● **PASSAGE**
____

Integrity Legal

Posts Tagged ‘US Business Visa’

7th August 2013

The administration of this blog routinely posts the holiday closing schedules of the various US Embassies and US Consulates in the Southeast Asia region to provide a single source for such information to Americans who frequently travel in the region as well as foreign nationals who may be seeking services at such posts. The following is quoted directly from the official website of the United States Embassy in Vientiane, Laos:


Date Day Holiday
January 1 Tuesday New Year’s Day
January 21 Monday Martin Luther King, Jr.’s Birthday
February 18 Monday Presidents’ Day
March 8 Friday International Women’s Day
April 15-17 Monday – Wednesday Lao New Year
May 1 Wednesday Lao Labor Day
May 27 Monday Memorial Day
July 4 Thursday Independence Day
September 2 Monday Labor Day
October 14 Monday Columbus Day
October 21 Monday Boat Racing Festival
November 11 Monday Veteran’s Day
November 18 Monday That Luang Festival
November 28 Thursday Thanksgiving Day
December 2 Monday Lao National Day
December 25 Wednesday Christmas Day

Substitution days. Please note: According to the prevailing practice in Laos, official holidays which fall on Saturday will be observed on the preceding Friday and Sunday on the following Monday.

____

● **ENTRIES SUPPLIED**
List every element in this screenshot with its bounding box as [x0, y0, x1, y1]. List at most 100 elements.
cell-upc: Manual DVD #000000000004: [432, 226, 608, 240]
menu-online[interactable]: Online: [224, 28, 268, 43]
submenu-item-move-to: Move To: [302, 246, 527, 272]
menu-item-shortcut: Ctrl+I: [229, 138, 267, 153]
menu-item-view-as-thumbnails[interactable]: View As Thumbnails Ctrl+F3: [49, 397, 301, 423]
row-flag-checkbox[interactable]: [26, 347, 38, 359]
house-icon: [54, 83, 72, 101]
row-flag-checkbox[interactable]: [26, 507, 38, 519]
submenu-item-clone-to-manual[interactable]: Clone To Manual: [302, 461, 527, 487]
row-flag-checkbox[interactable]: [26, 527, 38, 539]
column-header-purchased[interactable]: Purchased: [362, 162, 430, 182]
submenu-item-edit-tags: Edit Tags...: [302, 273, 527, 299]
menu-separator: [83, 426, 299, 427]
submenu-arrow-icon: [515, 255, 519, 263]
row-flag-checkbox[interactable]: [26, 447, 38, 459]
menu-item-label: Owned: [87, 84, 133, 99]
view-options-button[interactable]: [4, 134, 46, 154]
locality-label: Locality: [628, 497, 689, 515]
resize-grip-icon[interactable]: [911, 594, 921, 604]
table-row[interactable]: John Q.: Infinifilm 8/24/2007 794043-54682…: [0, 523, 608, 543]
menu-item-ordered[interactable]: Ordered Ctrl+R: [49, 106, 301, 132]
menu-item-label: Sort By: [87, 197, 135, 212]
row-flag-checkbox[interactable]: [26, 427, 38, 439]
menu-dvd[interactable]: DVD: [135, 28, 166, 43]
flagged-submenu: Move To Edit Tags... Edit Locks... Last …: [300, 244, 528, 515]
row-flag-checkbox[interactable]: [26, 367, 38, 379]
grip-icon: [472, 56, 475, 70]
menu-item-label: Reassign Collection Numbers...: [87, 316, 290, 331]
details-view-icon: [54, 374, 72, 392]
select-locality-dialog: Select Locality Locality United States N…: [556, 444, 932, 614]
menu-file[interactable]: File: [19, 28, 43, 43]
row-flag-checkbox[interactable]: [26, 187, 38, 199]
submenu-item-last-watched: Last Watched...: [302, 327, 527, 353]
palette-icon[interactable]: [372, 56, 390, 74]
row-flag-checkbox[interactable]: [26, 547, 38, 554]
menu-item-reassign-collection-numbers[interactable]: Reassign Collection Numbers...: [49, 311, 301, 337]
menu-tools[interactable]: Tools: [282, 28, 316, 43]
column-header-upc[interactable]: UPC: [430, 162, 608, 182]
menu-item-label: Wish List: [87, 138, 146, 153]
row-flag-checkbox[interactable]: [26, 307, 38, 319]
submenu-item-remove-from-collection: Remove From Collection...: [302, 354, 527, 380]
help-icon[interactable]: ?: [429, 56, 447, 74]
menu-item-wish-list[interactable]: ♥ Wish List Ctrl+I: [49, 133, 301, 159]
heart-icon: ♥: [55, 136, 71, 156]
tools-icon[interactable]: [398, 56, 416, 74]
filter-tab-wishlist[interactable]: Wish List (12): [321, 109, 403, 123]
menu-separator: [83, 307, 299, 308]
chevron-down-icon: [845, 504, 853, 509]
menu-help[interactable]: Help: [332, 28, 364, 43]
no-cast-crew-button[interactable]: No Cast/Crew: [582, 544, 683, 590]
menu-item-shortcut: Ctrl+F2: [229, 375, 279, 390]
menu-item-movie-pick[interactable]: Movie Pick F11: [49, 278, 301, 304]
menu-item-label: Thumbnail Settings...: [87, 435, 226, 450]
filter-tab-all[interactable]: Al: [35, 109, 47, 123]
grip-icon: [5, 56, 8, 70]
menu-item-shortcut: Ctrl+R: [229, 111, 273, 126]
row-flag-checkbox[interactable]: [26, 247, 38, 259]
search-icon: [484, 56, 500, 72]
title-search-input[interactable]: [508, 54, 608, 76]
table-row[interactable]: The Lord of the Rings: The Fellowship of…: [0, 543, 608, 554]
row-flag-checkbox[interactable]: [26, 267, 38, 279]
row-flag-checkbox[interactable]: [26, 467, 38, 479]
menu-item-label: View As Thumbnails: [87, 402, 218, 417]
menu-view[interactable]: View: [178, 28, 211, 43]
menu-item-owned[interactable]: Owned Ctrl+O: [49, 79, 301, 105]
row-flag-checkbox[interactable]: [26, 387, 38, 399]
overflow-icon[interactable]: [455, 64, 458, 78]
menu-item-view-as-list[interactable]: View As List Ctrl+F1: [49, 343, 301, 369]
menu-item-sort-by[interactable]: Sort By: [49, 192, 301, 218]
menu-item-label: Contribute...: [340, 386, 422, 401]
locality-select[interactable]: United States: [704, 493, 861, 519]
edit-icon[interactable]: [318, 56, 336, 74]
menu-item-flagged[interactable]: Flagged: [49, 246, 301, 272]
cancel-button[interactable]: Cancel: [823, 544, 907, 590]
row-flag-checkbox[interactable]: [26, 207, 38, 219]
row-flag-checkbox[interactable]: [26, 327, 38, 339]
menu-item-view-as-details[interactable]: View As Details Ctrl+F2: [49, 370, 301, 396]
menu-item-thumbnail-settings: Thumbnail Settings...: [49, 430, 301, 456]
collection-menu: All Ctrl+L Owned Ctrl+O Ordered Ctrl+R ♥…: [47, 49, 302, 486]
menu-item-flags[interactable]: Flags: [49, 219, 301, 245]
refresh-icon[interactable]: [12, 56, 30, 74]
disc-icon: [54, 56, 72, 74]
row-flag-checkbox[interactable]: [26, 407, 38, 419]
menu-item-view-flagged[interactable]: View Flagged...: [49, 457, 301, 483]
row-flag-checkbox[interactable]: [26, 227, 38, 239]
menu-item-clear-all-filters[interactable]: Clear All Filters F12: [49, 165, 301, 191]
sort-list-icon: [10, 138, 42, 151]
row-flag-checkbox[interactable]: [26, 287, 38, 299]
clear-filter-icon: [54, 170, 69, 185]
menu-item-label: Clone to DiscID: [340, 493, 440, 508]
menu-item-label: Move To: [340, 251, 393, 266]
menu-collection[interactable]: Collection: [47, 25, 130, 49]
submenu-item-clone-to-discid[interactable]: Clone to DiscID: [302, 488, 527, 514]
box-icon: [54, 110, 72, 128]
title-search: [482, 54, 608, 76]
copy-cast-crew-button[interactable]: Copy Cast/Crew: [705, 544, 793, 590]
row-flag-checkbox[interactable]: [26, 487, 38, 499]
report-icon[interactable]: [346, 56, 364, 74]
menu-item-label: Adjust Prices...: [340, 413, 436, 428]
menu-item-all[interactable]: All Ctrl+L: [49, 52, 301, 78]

____

● **TASK SET**
1 > List every holiday in November on the Vientiane embassy holiday schedule, with its date.
2 > In the Vientiane embassy holiday post, when is an official holiday that falls on a Saturday observed?
3 > Continue the post on the Vientiane embassy holiday closings from where it stops.

● **ANSWERS IN ORDER**
1 >
- Veteran’s Day: November 11
- That Luang Festival: November 18
- Thanksgiving Day: November 28

2 > On the preceding Friday.

3 >
Each year, a significant number of Americans travel to a US Embassy or US Consulate abroad in order to request services such as Passport renewal, additional visa pages, notarization, Consular Reports of Birth Abroad (CRBA), and much more. Those wishing to avail themselves of these services are encouraged to contact American Citizen Services at the US Embassy or US Consulate concerned. In most cases, Americans are well-advised to make an appointment prior to traveling to the post as some Embassies and Consulates require a prior appointment while others can process a request much more quickly if an appointment has been made before arrival at the post.

Foreign nationals, especially those wishing to apply for a US visa, are also occasionally in need of access to a US Embassy or US Consulate abroad. In circumstances where a US visa is being sought it is generally a requirement that the foreign national schedule an appointment for visa interview prior to traveling to the post. Applicants for a US Tourist Visa (B-2 visa), US Business Visa (B-1 visa), US Student Visa (F-1 visa), or an Exchange Worker Visa (J-1 visa) are usually interviewed by a Consular Officer with a Non-immigrant visa unit. Meanwhile, those seeking an IR-1 visa (immigrant relative visa), CR-1 visa (conditional immigrant visa for an immigrant relative), K-3 visa (non-immigrant spouse visa), or a K-1 visa (US fiance visa for the fiance or fiancee of an American Citizen) are usually required to undergo an interview before a Consular Officer under the Immigrant Visa Section of the Consular Post.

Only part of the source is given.